**Extracted data entries:**
# # # # #

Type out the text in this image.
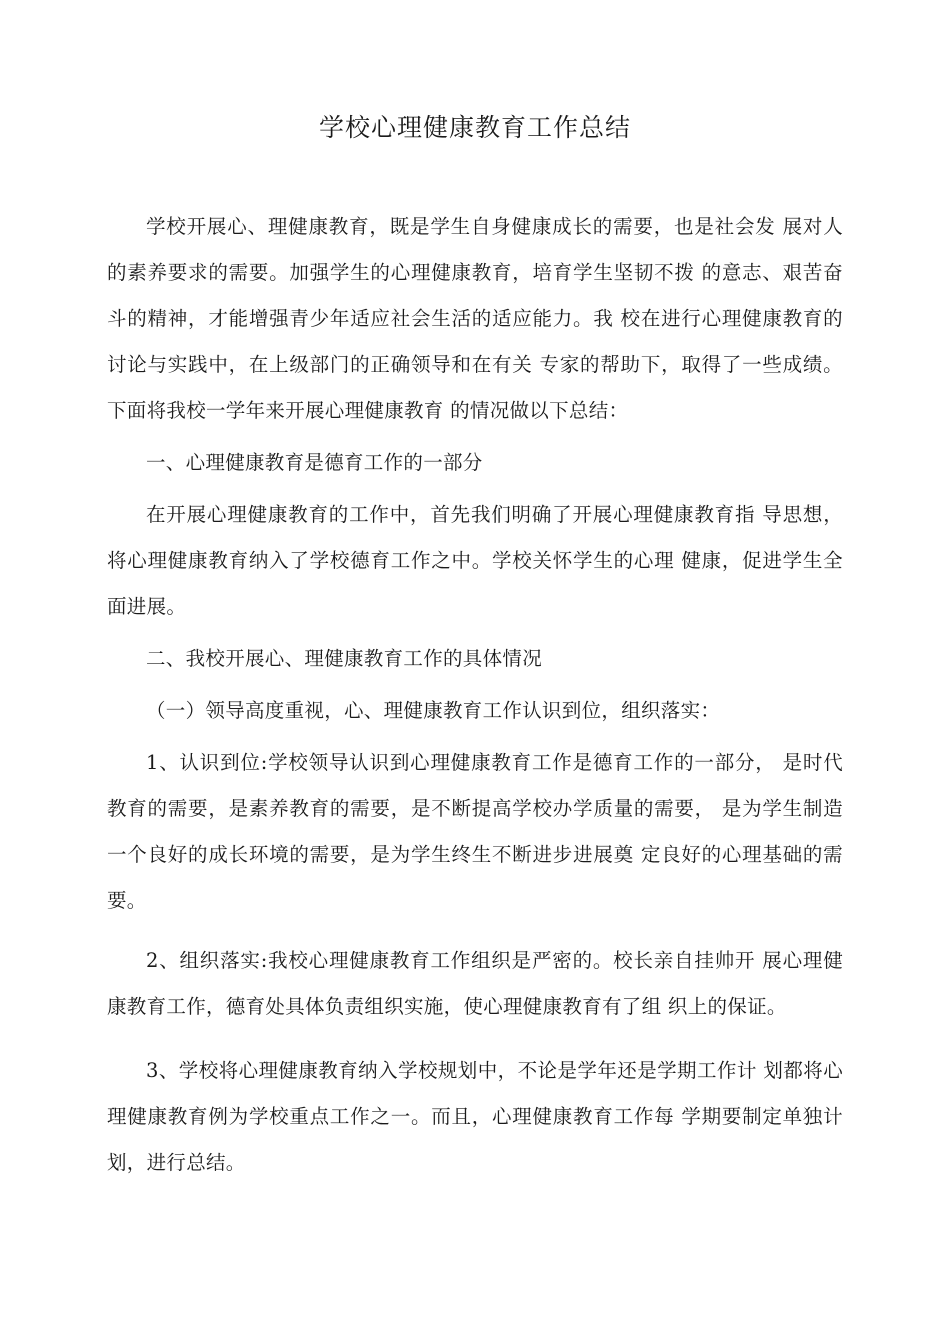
学校心理健康教育工作总结

学校开展心、理健康教育，既是学生自身健康成长的需要，也是社会发 展对人的素养要求的需要。加强学生的心理健康教育，培育学生坚韧不拨 的意志、艰苦奋斗的精神，才能增强青少年适应社会生活的适应能力。我 校在进行心理健康教育的讨论与实践中，在上级部门的正确领导和在有关 专家的帮助下，取得了一些成绩。下面将我校一学年来开展心理健康教育 的情况做以下总结：

一、心理健康教育是德育工作的一部分

在开展心理健康教育的工作中，首先我们明确了开展心理健康教育指 导思想，将心理健康教育纳入了学校德育工作之中。学校关怀学生的心理 健康，促进学生全面进展。

二、我校开展心、理健康教育工作的具体情况

（一）领导高度重视，心、理健康教育工作认识到位，组织落实：

1、认识到位:学校领导认识到心理健康教育工作是德育工作的一部分， 是时代教育的需要，是素养教育的需要，是不断提高学校办学质量的需要， 是为学生制造一个良好的成长环境的需要，是为学生终生不断进步进展奠 定良好的心理基础的需要。

2、组织落实:我校心理健康教育工作组织是严密的。校长亲自挂帅开 展心理健康教育工作，德育处具体负责组织实施，使心理健康教育有了组 织上的保证。

3、学校将心理健康教育纳入学校规划中，不论是学年还是学期工作计 划都将心理健康教育例为学校重点工作之一。而且，心理健康教育工作每 学期要制定单独计划，进行总结。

# # # # #

**The problem:** Find the lines containing "组织落实" and pull them out.

**Solved problem:**
（一）领导高度重视，心、理健康教育工作认识到位，组织落实：
2、组织落实:我校心理健康教育工作组织是严密的。校长亲自挂帅开 展心理健康教育工作，德育处具体负责组织实施，使心理健康教育有了组 织上的保证。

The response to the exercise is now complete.